→ **WORK REQUIRED**
Check every line of the material below for "montant". Give the number of lines that have it, and only that.

→ **ENTRIES SUPPLIED**
** BEGIN **

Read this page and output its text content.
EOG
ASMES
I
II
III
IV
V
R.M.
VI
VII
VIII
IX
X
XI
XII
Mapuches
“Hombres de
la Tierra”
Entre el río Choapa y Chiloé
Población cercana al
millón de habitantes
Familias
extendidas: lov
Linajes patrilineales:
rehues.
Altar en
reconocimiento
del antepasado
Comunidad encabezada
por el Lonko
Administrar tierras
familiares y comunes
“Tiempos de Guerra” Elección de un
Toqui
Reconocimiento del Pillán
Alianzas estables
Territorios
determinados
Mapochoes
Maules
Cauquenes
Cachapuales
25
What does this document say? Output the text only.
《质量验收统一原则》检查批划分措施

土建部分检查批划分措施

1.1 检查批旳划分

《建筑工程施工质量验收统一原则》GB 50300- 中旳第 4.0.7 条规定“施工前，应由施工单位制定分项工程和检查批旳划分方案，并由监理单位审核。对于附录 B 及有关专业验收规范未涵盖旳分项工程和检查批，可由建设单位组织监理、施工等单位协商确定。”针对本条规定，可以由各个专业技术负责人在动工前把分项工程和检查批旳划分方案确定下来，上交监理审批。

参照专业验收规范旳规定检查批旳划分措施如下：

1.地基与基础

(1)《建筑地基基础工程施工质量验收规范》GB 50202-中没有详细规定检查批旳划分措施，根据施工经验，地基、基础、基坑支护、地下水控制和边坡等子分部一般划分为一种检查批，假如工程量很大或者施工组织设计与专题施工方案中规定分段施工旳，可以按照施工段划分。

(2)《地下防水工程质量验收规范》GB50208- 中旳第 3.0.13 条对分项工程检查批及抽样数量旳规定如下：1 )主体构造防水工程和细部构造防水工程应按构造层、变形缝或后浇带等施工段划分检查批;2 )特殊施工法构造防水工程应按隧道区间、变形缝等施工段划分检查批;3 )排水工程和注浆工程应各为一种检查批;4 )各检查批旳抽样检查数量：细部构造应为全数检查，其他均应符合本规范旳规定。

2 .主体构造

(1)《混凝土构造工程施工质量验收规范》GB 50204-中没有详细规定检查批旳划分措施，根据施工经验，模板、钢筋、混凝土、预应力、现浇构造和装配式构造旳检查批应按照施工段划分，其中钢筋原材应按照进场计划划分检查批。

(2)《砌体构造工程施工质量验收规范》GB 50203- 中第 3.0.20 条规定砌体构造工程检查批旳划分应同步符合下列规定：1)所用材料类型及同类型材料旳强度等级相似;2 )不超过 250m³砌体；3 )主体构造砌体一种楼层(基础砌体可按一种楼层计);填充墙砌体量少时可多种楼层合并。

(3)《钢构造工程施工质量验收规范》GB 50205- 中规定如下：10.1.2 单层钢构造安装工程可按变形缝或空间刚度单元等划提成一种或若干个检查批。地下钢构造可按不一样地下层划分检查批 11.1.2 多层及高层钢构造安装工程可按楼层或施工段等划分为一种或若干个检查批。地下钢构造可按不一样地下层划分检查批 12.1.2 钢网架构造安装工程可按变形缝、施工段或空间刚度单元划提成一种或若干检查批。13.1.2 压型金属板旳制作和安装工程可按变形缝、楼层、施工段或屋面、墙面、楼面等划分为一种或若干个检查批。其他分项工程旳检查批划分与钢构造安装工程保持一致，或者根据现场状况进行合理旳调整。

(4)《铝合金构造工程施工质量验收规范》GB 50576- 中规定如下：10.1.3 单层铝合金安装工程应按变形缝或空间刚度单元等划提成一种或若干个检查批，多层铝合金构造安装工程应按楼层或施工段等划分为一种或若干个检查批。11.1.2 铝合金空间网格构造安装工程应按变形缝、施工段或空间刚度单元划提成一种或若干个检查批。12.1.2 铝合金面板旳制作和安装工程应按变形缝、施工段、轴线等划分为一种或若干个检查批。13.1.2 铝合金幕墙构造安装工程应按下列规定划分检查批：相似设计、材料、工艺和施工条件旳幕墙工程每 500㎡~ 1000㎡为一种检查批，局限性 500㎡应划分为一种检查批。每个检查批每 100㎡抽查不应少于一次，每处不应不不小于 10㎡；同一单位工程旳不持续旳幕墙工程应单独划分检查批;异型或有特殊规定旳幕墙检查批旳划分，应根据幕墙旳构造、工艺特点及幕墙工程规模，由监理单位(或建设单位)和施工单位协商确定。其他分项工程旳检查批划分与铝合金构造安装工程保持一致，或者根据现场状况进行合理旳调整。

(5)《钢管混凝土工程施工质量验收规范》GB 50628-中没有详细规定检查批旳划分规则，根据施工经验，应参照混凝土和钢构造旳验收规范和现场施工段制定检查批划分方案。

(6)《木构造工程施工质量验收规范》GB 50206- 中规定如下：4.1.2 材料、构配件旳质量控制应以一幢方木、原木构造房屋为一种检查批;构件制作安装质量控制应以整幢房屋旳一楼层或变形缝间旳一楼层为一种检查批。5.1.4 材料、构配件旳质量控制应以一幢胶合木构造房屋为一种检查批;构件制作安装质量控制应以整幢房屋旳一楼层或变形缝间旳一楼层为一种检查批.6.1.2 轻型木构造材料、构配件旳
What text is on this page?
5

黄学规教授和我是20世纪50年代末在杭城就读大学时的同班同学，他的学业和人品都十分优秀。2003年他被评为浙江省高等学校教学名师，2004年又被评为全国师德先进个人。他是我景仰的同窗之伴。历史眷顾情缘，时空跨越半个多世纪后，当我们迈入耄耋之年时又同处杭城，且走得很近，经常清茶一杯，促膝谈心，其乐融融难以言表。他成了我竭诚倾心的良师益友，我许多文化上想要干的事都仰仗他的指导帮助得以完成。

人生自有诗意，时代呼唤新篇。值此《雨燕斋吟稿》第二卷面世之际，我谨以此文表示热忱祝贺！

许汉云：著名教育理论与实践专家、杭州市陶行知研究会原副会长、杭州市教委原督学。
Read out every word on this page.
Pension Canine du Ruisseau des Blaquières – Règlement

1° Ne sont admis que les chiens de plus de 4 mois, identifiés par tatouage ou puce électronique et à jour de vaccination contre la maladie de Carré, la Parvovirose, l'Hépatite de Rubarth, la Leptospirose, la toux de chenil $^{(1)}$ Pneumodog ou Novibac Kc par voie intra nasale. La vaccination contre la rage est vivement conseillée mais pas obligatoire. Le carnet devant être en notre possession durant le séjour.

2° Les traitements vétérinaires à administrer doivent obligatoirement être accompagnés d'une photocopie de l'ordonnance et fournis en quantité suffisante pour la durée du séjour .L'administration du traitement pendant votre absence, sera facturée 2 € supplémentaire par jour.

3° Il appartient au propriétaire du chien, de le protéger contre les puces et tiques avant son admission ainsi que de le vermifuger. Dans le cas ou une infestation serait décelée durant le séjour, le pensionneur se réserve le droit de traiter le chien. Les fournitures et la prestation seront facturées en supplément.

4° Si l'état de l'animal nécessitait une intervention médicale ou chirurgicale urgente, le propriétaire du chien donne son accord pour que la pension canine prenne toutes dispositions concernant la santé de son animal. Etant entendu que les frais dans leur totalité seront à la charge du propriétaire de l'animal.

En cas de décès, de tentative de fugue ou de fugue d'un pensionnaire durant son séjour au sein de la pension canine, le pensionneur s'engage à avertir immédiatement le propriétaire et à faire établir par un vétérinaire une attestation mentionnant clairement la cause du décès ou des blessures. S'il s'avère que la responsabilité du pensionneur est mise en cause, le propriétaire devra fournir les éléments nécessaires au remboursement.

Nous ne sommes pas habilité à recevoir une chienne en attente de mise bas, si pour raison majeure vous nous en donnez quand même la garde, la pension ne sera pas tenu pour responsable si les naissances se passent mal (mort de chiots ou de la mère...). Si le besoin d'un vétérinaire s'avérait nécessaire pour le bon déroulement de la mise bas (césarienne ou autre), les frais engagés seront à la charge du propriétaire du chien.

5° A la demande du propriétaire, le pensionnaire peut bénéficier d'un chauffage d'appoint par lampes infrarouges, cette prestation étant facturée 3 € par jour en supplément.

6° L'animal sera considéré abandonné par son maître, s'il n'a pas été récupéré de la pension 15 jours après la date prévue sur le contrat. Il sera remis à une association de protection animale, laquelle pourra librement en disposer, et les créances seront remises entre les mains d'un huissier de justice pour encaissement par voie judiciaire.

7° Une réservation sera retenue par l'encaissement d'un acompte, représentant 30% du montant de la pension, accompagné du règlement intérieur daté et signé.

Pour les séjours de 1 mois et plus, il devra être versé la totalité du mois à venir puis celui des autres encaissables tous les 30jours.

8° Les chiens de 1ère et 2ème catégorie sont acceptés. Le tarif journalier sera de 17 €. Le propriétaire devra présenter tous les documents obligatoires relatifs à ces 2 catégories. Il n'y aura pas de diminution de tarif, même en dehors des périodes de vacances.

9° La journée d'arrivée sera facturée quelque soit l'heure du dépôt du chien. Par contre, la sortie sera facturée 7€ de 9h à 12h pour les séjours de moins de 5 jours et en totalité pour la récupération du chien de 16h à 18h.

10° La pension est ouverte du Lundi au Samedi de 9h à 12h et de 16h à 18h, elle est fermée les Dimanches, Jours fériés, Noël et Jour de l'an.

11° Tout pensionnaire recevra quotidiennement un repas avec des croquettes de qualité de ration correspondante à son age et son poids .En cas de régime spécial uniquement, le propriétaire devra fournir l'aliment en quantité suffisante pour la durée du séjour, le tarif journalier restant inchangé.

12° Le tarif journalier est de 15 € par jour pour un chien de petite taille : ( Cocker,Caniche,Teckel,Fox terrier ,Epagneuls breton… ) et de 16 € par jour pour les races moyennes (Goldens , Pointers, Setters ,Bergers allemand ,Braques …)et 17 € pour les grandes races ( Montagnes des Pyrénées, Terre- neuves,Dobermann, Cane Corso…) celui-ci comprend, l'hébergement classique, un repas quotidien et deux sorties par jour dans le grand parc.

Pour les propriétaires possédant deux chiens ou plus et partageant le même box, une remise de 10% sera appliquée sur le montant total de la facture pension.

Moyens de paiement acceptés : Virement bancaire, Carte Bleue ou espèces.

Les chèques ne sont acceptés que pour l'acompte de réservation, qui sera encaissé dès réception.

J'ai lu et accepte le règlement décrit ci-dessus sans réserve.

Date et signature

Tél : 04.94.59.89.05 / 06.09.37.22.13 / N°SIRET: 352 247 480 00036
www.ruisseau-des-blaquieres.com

** END **

→ **WRITTEN RESPONSE**
2